_RECORDS TO USE_
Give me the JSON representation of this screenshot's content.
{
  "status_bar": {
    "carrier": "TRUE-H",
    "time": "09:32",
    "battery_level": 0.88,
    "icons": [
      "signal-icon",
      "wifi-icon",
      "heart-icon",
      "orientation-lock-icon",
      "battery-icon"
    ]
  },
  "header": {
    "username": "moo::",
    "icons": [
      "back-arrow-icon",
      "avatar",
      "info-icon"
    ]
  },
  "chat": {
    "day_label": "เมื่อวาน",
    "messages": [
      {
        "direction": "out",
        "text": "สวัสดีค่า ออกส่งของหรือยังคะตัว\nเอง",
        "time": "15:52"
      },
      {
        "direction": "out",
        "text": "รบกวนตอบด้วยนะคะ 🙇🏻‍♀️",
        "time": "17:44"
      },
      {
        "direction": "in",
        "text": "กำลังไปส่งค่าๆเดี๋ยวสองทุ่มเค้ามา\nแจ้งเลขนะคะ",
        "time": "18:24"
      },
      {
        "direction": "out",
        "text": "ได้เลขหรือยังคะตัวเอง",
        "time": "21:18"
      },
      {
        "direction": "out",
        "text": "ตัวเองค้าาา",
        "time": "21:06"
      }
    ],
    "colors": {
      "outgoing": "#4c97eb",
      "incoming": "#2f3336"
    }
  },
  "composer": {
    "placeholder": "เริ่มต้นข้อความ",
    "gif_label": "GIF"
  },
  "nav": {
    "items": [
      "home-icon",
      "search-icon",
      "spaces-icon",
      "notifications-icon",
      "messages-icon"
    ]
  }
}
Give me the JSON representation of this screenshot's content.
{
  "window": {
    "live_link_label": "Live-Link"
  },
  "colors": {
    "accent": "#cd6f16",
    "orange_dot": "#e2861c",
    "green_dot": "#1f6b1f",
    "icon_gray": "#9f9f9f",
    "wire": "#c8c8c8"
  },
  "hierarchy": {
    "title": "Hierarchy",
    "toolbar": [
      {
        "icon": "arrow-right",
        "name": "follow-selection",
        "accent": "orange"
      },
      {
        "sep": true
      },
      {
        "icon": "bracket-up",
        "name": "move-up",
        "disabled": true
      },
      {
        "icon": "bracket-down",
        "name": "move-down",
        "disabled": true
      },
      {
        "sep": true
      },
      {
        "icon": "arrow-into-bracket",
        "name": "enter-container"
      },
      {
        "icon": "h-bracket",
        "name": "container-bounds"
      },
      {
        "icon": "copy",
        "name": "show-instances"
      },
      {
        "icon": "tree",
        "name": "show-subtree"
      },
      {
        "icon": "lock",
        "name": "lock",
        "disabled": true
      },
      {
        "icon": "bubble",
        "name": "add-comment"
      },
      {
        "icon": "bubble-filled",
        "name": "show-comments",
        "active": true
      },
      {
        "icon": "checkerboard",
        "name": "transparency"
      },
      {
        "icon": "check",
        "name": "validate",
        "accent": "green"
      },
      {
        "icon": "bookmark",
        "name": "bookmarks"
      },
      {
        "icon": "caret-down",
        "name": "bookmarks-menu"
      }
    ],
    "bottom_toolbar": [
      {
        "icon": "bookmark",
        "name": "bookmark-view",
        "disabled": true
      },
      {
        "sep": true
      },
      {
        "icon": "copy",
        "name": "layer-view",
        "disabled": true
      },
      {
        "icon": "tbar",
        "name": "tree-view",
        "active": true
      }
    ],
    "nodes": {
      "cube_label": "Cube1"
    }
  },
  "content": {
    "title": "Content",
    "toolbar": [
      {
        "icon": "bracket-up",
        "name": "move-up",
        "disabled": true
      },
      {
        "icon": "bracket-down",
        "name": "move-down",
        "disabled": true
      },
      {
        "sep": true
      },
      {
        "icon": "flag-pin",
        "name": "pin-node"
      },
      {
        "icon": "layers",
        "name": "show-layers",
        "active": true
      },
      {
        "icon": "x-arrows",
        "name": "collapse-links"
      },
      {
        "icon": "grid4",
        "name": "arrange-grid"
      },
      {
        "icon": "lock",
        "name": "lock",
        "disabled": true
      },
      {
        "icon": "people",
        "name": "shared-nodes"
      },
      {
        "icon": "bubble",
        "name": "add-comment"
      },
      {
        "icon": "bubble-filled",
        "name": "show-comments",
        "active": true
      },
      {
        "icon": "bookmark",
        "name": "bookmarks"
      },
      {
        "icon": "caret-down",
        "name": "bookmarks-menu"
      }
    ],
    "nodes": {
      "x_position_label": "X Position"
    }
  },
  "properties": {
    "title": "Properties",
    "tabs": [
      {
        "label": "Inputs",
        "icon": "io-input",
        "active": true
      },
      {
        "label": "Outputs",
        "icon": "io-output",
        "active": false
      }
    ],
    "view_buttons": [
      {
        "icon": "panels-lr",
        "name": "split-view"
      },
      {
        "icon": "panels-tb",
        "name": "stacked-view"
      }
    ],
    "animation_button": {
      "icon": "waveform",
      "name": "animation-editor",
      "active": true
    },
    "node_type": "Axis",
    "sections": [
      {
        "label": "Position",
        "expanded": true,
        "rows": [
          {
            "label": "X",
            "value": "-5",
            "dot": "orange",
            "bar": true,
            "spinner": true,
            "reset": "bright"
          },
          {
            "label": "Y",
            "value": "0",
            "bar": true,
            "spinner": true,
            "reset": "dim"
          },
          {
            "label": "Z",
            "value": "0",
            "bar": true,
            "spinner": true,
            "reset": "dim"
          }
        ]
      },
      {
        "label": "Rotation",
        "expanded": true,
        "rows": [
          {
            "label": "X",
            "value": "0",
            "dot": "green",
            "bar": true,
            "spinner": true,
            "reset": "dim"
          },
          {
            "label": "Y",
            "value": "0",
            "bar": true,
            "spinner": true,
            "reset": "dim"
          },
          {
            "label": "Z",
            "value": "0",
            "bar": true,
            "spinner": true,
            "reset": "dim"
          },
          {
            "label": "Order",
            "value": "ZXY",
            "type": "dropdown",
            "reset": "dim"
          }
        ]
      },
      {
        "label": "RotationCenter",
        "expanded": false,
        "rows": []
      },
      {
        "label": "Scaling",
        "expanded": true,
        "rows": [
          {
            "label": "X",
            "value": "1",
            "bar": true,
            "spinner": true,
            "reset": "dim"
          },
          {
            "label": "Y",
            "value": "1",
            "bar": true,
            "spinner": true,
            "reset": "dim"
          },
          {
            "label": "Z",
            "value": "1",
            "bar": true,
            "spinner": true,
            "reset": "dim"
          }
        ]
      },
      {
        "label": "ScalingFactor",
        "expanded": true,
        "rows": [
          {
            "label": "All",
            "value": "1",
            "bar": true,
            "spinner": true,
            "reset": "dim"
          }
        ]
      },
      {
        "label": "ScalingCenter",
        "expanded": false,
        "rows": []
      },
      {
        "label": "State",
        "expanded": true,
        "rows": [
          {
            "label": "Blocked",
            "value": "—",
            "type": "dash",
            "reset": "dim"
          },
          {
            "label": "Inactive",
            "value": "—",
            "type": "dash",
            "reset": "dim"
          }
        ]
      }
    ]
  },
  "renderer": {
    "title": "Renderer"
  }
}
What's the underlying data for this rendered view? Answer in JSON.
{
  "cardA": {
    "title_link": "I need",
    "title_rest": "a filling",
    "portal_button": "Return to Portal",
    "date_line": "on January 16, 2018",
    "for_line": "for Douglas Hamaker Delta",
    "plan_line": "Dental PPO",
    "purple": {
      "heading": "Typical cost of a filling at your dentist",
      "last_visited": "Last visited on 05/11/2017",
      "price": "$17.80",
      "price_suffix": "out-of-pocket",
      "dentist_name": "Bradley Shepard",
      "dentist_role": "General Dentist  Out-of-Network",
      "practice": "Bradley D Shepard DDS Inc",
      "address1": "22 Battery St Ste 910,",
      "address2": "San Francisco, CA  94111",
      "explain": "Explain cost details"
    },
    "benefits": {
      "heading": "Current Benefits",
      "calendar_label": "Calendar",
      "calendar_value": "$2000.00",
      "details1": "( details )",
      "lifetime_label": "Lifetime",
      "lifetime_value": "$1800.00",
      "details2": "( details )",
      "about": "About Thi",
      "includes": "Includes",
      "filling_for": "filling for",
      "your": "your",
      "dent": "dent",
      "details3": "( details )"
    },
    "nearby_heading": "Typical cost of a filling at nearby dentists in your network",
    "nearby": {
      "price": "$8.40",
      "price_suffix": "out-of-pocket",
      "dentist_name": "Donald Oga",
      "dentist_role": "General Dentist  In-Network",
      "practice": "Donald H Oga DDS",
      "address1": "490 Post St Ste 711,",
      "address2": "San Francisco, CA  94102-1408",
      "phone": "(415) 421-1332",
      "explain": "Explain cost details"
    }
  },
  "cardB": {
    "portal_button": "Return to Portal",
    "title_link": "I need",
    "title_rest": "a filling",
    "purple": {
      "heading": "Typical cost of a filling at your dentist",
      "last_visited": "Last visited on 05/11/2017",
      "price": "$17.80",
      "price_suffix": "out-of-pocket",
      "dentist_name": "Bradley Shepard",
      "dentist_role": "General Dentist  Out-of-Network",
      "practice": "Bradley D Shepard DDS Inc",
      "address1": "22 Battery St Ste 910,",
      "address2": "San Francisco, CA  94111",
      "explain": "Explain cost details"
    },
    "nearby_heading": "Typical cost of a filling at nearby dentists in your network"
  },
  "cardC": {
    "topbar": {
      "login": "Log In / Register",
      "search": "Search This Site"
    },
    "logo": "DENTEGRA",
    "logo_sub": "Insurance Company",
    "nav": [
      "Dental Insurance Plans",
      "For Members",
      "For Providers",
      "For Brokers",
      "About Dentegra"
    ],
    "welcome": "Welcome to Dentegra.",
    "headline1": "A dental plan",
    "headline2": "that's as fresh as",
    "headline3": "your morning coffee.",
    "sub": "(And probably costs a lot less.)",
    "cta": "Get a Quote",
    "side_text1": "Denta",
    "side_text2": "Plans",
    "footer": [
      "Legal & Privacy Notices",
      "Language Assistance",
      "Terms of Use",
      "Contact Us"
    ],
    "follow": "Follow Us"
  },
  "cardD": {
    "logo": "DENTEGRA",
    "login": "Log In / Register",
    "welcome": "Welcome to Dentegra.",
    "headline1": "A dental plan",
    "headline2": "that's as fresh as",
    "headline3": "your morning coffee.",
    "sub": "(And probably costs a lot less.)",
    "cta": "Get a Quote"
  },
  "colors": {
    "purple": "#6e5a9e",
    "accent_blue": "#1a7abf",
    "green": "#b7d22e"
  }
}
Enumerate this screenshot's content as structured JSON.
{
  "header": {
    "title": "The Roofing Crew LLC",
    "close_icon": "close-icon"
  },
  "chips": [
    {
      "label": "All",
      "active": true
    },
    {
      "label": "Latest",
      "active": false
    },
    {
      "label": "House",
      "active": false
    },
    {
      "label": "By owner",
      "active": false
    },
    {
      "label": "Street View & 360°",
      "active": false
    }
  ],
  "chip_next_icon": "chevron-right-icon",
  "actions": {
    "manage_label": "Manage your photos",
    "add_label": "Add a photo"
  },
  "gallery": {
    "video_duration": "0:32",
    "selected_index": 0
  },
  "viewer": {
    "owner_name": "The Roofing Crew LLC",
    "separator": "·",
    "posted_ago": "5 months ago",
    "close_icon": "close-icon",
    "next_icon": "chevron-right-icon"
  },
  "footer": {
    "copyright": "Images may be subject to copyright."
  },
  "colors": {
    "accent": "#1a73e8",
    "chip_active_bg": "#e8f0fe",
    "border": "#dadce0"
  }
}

_WRITTEN INSTRUCTION_
Print only the lines from the one with "Enumerate this screenshot's" to the end of the records, both included.

_EXERCISE RESULT_
Enumerate this screenshot's content as structured JSON.
{
  "header": {
    "title": "The Roofing Crew LLC",
    "close_icon": "close-icon"
  },
  "chips": [
    {
      "label": "All",
      "active": true
    },
    {
      "label": "Latest",
      "active": false
    },
    {
      "label": "House",
      "active": false
    },
    {
      "label": "By owner",
      "active": false
    },
    {
      "label": "Street View & 360°",
      "active": false
    }
  ],
  "chip_next_icon": "chevron-right-icon",
  "actions": {
    "manage_label": "Manage your photos",
    "add_label": "Add a photo"
  },
  "gallery": {
    "video_duration": "0:32",
    "selected_index": 0
  },
  "viewer": {
    "owner_name": "The Roofing Crew LLC",
    "separator": "·",
    "posted_ago": "5 months ago",
    "close_icon": "close-icon",
    "next_icon": "chevron-right-icon"
  },
  "footer": {
    "copyright": "Images may be subject to copyright."
  },
  "colors": {
    "accent": "#1a73e8",
    "chip_active_bg": "#e8f0fe",
    "border": "#dadce0"
  }
}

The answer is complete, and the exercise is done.